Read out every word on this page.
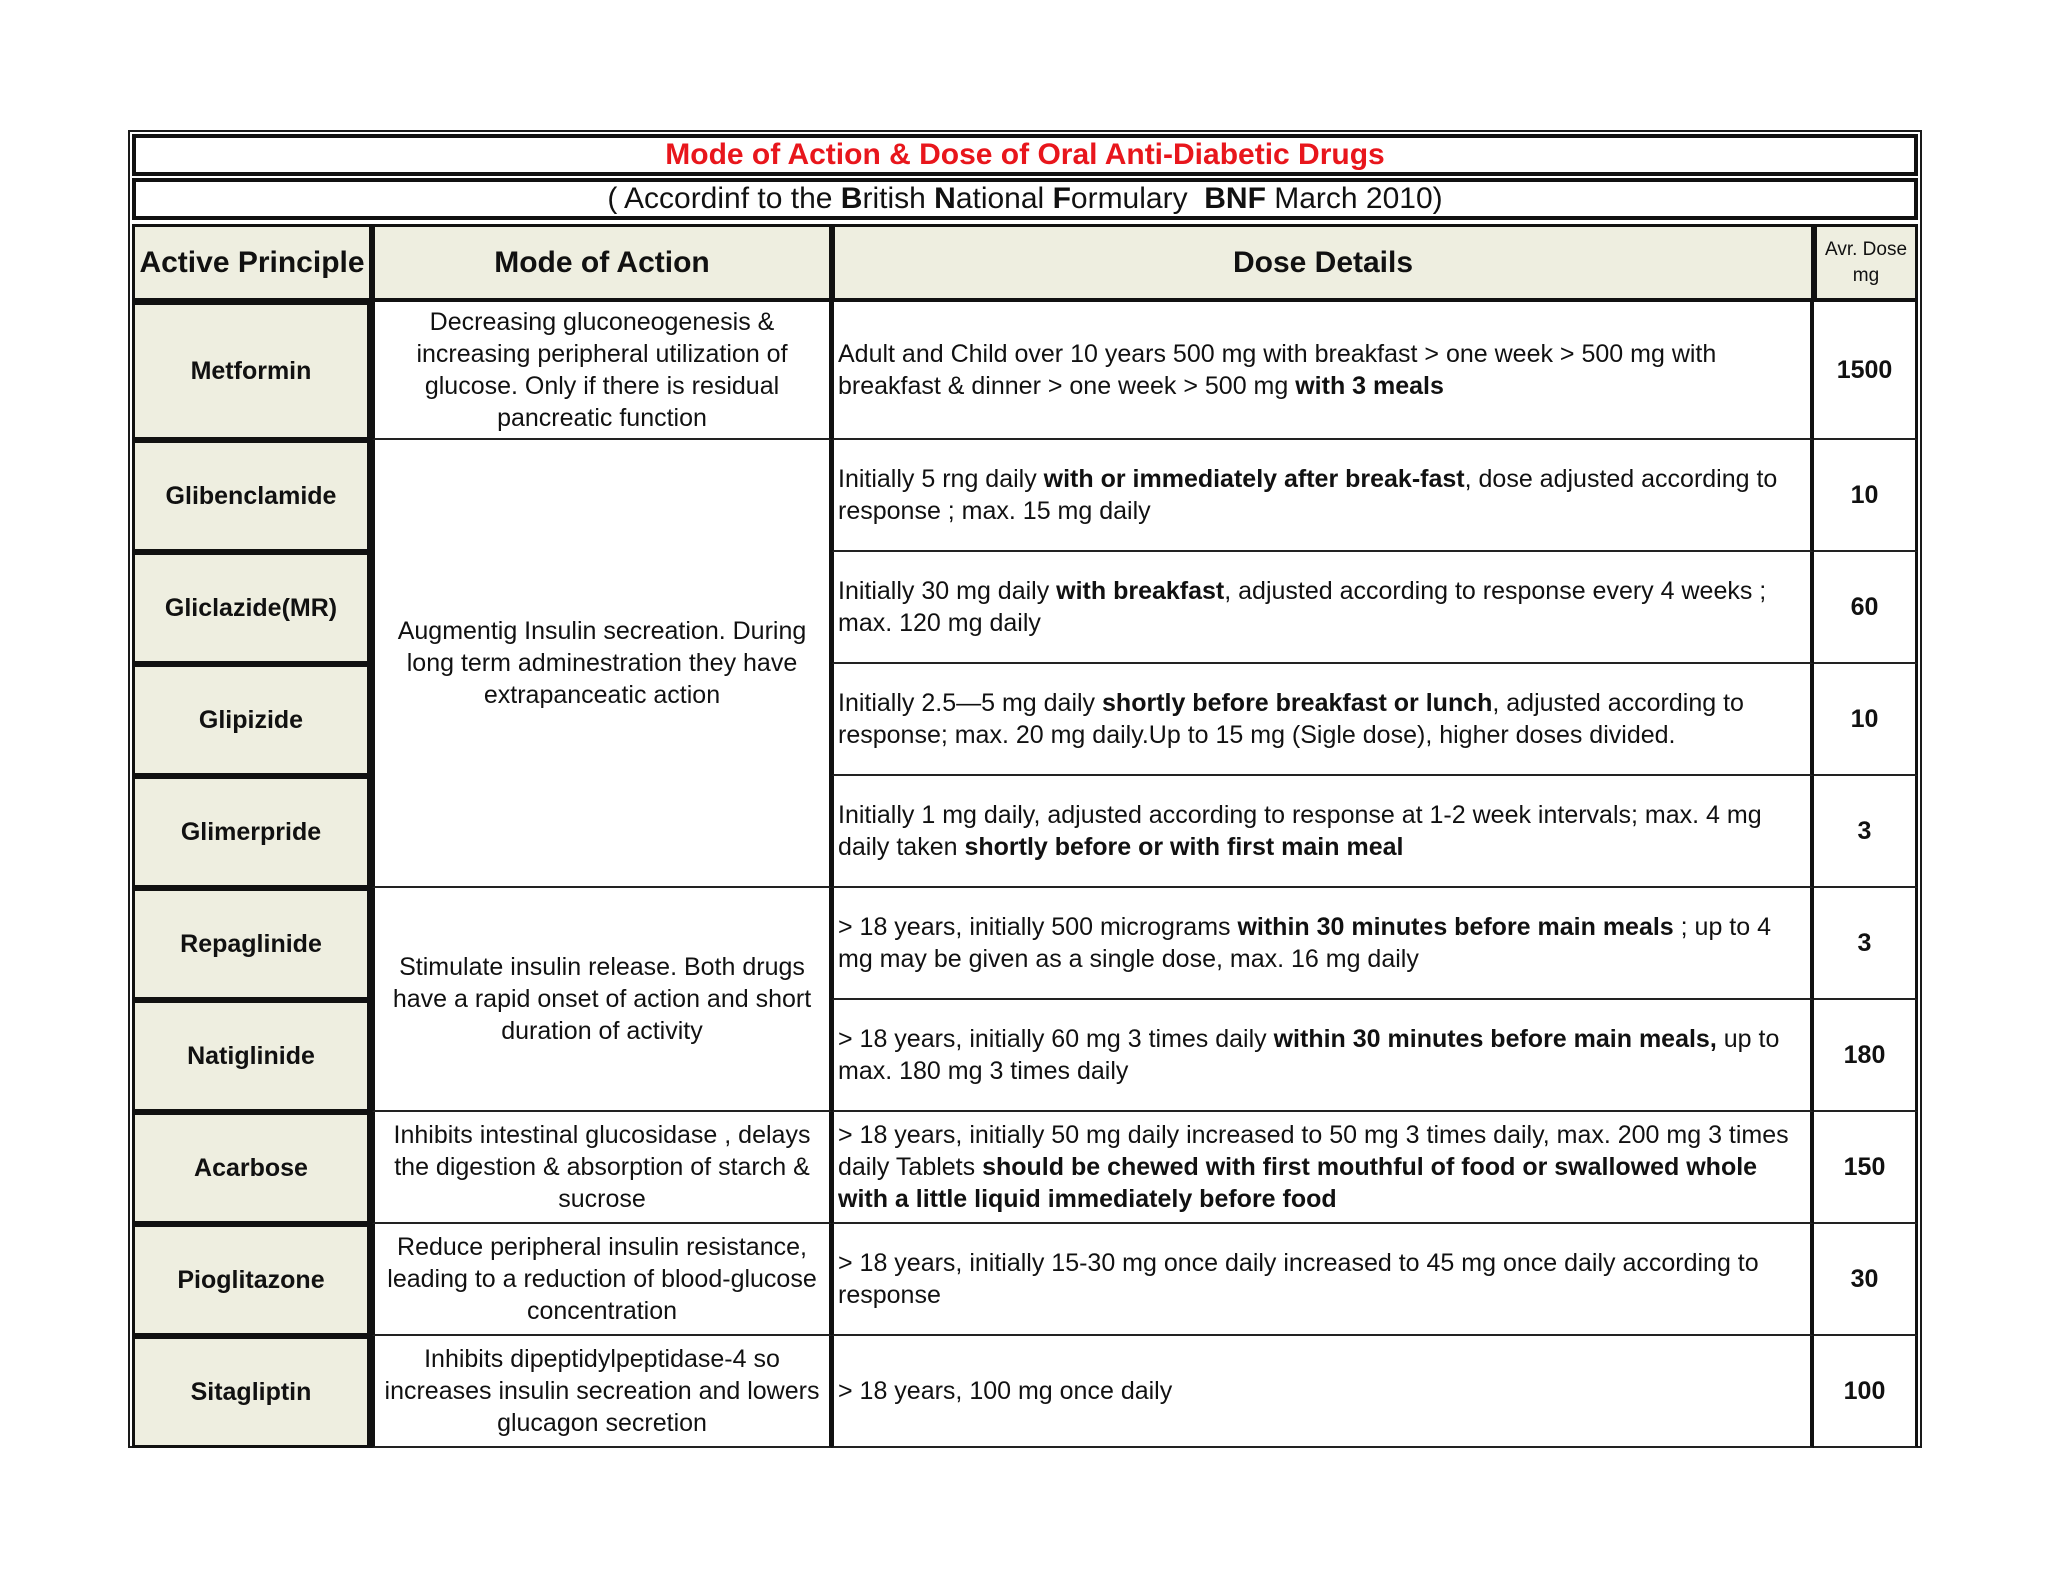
Mode of Action & Dose of Oral Anti-Diabetic Drugs
( Accordinf to the B ritish N ational F ormulary BNF March 2010)
Active Principle	Mode of Action	Dose Details	Avr. Dose mg
Metformin	Decreasing gluconeogenesis & increasing peripheral utilization of glucose. Only if there is residual pancreatic function	Adult and Child over 10 years 500 mg with breakfast > one week > 500 mg with breakfast & dinner > one week > 500 mg with 3 meals	1500
Glibenclamide	Augmentig Insulin secreation. During long term adminestration they have extrapanceatic action	Initially 5 rng daily with or immediately after break-fast, dose adjusted according to response ; max. 15 mg daily	10
Gliclazide(MR)		Initially 30 mg daily with breakfast, adjusted according to response every 4 weeks ; max. 120 mg daily	60
Glipizide		Initially 2.5—5 mg daily shortly before breakfast or lunch, adjusted according to response; max. 20 mg daily.Up to 15 mg (Sigle dose), higher doses divided.	10
Glimerpride		Initially 1 mg daily, adjusted according to response at 1-2 week intervals; max. 4 mg daily taken shortly before or with first main meal	3
Repaglinide	Stimulate insulin release. Both drugs have a rapid onset of action and short duration of activity	> 18 years, initially 500 micrograms within 30 minutes before main meals ; up to 4 mg may be given as a single dose, max. 16 mg daily	3
Natiglinide		> 18 years, initially 60 mg 3 times daily within 30 minutes before main meals, up to max. 180 mg 3 times daily	180
Acarbose	Inhibits intestinal glucosidase , delays the digestion & absorption of starch & sucrose	> 18 years, initially 50 mg daily increased to 50 mg 3 times daily, max. 200 mg 3 times daily Tablets should be chewed with first mouthful of food or swallowed whole with a little liquid immediately before food	150
Pioglitazone	Reduce peripheral insulin resistance, leading to a reduction of blood-glucose concentration	> 18 years, initially 15-30 mg once daily increased to 45 mg once daily according to response	30
Sitagliptin	Inhibits dipeptidylpeptidase-4 so increases insulin secreation and lowers glucagon secretion	> 18 years, 100 mg once daily	100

▶ [What to work on] Going through the data above, count each line that contains "increased" and give only that figure.

▶ [Problem solution] 2